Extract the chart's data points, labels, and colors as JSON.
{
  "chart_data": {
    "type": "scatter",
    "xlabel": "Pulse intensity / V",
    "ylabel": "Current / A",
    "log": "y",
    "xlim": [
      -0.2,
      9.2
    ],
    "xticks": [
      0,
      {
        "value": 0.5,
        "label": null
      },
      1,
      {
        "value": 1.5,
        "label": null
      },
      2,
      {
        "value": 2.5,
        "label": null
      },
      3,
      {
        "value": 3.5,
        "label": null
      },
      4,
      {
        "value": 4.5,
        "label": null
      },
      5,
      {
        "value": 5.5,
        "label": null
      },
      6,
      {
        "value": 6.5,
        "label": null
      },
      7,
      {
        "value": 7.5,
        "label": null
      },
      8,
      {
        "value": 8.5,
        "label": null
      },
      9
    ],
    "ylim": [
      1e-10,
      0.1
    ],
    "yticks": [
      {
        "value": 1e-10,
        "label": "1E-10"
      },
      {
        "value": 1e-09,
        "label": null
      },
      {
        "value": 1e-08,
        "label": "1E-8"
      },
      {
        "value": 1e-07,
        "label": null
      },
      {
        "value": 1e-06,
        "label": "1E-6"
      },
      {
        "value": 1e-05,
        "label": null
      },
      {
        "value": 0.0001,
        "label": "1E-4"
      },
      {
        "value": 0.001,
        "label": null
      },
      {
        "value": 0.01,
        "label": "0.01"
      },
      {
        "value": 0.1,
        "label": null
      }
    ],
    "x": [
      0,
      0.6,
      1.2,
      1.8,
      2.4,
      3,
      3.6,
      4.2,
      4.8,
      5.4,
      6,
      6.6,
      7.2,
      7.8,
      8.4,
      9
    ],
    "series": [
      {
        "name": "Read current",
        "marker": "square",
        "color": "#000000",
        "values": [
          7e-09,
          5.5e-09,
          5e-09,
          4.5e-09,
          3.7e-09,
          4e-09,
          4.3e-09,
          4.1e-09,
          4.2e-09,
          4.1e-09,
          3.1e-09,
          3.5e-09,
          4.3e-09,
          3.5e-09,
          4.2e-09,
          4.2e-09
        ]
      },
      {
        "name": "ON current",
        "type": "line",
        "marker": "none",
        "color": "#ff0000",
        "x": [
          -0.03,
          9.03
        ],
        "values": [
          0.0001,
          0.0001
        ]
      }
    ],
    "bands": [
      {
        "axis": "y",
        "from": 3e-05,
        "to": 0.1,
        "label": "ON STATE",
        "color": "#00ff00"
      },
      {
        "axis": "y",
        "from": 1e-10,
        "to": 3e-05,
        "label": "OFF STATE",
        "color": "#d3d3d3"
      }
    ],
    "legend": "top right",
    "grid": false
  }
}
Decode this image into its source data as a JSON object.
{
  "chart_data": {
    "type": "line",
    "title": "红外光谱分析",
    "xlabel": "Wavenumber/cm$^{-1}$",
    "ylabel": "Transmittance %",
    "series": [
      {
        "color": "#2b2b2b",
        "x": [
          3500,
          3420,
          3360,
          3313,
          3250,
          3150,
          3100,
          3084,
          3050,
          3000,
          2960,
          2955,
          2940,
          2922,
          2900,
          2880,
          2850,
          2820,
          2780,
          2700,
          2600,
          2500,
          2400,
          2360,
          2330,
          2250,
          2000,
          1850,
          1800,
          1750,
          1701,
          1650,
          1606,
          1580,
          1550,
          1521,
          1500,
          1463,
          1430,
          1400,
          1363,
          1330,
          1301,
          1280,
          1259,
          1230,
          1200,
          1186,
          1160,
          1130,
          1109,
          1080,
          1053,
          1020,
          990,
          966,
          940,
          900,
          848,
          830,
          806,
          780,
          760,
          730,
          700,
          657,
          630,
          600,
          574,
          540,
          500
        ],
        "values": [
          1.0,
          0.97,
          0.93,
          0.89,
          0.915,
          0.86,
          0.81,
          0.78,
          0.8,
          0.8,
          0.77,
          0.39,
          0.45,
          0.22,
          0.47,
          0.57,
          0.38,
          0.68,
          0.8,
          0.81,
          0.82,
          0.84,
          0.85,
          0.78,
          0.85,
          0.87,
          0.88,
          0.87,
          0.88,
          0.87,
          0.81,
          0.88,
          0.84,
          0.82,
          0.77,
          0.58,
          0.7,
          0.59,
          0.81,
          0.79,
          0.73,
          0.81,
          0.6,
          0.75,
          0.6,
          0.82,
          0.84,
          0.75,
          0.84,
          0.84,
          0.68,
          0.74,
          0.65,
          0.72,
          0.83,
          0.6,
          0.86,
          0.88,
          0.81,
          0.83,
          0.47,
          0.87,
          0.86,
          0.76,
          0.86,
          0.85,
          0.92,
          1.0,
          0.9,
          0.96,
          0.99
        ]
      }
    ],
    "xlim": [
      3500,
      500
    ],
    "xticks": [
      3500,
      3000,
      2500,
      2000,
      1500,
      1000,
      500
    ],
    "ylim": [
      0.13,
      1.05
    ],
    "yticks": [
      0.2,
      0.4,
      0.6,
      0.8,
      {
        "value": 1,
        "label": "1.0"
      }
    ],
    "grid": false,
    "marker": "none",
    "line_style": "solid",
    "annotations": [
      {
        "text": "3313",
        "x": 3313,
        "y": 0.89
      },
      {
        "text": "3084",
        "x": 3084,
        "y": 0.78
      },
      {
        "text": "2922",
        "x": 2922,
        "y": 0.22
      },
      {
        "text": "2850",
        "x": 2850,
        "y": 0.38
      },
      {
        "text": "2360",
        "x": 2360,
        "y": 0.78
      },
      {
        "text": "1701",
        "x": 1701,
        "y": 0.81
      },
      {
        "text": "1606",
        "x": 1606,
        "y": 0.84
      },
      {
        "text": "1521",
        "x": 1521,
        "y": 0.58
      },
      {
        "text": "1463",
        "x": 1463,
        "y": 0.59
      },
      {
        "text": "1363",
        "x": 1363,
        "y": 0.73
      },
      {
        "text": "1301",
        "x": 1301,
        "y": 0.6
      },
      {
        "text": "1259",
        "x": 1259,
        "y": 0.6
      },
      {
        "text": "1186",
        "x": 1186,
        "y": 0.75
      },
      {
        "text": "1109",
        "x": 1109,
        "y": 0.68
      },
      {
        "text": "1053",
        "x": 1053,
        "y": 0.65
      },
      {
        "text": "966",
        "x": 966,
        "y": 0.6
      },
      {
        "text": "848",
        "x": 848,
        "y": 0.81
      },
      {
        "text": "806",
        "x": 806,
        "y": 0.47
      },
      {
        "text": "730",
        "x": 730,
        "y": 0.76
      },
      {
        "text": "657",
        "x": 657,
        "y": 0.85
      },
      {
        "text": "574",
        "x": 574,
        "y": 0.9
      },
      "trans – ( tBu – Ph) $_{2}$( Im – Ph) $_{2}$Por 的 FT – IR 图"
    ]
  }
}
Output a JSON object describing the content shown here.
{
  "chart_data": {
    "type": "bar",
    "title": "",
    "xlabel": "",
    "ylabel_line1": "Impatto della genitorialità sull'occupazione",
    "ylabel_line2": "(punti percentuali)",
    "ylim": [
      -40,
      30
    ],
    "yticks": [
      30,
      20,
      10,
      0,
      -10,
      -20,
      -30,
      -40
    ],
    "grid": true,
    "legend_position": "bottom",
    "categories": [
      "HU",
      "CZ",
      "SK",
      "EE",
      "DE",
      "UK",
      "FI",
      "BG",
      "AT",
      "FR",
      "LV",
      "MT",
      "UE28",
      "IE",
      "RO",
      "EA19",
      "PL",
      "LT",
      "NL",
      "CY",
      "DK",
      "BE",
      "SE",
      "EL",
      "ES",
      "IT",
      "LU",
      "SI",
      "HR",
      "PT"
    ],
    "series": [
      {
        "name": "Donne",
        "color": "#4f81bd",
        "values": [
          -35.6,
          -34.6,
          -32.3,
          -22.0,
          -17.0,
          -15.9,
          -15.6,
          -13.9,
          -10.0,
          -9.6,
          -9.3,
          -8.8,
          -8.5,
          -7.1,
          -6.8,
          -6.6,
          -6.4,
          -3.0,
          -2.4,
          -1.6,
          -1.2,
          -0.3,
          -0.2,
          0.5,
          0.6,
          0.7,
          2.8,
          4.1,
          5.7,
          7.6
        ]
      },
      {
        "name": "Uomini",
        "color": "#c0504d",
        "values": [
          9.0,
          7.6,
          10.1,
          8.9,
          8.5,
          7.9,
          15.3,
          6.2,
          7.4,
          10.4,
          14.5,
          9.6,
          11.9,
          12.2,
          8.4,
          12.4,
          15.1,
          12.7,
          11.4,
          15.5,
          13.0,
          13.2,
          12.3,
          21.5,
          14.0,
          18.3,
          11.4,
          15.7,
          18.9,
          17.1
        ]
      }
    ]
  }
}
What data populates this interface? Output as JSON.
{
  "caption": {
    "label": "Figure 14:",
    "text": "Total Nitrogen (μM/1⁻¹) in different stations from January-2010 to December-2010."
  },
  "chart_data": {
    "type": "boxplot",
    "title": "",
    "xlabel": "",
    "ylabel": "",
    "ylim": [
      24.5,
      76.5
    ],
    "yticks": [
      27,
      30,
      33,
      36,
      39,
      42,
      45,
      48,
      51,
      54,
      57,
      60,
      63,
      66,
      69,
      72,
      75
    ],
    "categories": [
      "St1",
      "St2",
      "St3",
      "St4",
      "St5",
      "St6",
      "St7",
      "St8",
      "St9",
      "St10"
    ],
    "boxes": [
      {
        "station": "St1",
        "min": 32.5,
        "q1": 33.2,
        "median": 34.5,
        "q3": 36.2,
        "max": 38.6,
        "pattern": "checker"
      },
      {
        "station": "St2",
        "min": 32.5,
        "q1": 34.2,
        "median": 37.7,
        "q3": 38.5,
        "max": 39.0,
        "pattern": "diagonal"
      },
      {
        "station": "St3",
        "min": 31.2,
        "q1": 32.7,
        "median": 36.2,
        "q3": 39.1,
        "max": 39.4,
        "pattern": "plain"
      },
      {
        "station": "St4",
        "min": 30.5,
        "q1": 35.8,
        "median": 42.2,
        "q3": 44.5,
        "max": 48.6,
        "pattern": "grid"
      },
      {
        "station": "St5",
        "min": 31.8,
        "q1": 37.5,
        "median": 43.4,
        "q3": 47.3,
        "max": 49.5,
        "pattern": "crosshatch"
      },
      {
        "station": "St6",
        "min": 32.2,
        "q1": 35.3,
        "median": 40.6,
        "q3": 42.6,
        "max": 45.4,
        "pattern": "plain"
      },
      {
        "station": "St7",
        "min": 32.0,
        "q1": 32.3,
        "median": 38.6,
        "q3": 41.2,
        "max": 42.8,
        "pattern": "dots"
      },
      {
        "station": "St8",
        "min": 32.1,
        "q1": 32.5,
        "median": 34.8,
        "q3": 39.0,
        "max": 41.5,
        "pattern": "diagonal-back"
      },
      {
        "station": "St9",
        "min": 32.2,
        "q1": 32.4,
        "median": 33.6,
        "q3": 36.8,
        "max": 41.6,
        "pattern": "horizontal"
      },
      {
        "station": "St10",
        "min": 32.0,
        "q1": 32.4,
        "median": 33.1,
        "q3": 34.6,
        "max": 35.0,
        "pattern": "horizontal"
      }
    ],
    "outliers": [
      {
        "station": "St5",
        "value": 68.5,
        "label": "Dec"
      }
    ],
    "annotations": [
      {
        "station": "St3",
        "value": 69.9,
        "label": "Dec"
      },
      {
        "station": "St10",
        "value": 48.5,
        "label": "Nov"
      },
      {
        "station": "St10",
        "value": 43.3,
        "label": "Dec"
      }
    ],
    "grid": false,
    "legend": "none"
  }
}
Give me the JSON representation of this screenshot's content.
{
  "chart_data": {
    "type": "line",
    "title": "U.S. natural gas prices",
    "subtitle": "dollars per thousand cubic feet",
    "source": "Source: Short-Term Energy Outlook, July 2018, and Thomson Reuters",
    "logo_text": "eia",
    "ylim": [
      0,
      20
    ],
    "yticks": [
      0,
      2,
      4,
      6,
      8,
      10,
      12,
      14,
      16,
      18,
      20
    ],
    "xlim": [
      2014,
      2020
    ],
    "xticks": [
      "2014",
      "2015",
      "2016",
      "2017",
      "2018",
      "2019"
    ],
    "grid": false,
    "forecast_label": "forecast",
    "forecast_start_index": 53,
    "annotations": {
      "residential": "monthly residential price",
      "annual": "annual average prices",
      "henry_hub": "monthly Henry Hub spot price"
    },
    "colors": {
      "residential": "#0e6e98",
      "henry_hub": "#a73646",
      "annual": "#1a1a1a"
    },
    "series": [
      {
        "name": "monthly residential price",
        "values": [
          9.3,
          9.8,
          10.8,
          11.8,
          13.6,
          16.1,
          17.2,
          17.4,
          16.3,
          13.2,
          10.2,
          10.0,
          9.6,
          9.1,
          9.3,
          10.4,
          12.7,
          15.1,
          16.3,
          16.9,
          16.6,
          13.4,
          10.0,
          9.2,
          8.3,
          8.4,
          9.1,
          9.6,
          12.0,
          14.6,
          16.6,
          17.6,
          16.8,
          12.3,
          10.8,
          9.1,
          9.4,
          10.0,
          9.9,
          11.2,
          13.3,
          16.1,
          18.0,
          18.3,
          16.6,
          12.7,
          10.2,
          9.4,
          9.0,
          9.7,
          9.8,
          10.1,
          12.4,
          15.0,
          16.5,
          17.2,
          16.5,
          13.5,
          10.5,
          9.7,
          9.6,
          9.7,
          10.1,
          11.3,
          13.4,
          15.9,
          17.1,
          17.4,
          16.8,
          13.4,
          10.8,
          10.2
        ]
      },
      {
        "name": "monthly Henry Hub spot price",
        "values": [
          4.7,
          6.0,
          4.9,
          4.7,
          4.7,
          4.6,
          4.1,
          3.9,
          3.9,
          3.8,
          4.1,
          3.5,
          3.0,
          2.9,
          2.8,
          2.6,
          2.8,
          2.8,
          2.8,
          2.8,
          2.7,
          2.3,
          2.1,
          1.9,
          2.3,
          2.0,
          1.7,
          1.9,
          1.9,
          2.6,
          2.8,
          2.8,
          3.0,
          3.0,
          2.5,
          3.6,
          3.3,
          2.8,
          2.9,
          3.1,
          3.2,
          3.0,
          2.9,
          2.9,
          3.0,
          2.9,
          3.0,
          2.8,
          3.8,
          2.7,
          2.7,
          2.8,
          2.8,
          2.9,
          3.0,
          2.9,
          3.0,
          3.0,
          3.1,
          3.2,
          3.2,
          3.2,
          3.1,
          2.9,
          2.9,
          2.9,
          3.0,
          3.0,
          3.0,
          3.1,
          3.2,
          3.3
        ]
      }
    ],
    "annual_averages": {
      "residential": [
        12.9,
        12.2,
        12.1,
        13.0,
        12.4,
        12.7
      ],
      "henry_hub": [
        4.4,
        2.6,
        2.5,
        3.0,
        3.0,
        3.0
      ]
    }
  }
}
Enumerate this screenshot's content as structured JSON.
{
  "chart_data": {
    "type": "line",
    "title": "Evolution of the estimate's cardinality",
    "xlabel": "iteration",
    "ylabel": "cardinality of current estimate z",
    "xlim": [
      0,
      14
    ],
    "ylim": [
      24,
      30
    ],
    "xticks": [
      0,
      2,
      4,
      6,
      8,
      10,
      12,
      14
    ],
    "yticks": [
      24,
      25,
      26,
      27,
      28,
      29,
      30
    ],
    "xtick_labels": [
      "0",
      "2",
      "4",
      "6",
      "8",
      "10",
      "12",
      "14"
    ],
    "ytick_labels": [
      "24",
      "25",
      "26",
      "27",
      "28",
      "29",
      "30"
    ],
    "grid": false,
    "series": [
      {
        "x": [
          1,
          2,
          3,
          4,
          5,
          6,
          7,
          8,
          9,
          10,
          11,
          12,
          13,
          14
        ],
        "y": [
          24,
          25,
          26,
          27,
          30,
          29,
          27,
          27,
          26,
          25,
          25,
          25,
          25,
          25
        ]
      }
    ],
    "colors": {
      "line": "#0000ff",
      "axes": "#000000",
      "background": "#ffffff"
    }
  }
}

————

WORK INSTRUCTIONS: Scan the lines above for "xlabel", then copy every one that has it.

THE ANSWER:
    "xlabel": "Pulse intensity / V",
    "xlabel": "Wavenumber/cm$^{-1}$",
    "xlabel": "",
    "xlabel": "",
    "xlabel": "iteration",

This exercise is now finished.